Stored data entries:
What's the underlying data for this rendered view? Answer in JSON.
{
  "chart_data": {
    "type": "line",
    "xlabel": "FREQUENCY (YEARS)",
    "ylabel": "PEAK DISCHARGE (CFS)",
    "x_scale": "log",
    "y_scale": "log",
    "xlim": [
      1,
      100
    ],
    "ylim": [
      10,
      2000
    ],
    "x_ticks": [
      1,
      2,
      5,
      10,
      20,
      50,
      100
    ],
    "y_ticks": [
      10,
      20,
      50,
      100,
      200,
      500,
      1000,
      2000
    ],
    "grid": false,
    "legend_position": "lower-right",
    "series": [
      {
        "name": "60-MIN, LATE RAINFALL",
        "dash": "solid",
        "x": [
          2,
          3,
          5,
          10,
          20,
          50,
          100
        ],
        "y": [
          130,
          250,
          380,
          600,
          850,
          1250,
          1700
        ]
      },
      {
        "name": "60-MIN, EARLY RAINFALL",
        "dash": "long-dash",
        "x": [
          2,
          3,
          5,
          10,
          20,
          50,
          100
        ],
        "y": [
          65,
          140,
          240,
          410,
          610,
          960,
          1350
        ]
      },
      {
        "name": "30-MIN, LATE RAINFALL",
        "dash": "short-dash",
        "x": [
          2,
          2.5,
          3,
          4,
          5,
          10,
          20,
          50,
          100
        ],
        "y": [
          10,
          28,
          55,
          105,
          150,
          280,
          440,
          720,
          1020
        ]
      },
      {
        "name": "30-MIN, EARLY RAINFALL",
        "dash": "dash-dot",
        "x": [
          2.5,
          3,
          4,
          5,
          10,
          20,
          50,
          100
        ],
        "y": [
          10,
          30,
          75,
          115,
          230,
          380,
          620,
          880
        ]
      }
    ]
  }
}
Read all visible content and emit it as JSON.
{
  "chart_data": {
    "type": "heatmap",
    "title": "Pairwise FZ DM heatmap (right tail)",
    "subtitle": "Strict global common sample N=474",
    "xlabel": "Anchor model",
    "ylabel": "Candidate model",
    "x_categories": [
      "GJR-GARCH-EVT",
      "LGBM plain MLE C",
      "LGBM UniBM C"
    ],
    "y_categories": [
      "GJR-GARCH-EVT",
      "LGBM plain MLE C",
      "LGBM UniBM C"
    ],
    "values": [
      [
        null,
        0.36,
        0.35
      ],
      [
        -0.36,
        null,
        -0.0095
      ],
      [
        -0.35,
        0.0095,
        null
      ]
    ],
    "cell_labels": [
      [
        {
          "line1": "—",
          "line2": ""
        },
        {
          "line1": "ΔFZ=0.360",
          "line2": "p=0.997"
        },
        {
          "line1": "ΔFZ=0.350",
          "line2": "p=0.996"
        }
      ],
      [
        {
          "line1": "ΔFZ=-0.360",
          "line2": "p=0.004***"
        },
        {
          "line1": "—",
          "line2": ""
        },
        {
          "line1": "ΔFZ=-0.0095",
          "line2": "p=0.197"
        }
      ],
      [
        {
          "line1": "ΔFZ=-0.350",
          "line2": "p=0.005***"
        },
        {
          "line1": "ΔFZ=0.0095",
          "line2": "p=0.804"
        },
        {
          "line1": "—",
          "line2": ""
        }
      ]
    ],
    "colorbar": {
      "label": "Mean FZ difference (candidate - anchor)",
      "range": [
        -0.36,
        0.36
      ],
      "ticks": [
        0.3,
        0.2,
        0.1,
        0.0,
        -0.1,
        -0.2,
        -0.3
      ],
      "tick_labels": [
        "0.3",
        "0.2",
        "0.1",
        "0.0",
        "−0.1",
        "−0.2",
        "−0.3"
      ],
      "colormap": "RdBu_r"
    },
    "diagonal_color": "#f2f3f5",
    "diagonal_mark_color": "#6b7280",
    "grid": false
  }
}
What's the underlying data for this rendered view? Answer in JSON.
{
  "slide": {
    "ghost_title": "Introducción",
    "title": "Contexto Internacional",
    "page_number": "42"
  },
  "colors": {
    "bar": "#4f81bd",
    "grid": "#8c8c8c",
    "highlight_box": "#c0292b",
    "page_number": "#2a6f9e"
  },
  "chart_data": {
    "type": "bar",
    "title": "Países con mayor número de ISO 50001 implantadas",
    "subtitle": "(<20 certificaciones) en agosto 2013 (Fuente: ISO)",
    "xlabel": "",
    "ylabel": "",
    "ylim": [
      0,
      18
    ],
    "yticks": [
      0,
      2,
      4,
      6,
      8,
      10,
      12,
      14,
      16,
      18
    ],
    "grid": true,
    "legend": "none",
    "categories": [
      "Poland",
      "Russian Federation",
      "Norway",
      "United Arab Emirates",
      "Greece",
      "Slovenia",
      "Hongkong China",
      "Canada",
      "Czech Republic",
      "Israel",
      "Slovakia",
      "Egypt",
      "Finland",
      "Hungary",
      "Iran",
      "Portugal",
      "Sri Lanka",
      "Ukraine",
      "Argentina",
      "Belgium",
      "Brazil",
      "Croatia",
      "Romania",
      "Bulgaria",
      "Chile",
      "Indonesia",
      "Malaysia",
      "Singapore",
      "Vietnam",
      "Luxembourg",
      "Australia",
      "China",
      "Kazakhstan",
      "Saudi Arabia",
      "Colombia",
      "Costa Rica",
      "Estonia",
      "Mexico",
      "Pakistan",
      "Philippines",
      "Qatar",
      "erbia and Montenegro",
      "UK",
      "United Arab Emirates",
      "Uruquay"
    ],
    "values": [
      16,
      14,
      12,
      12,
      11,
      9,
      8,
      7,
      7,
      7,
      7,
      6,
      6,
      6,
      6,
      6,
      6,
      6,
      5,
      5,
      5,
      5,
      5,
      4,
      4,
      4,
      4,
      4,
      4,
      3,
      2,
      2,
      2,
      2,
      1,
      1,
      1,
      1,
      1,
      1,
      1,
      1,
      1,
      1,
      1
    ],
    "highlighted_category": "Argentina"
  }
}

Problem description:
Read through the lines above and collect those that contain the string "RAINFALL".

The solution:
        "name": "60-MIN, LATE RAINFALL",
        "name": "60-MIN, EARLY RAINFALL",
        "name": "30-MIN, LATE RAINFALL",
        "name": "30-MIN, EARLY RAINFALL",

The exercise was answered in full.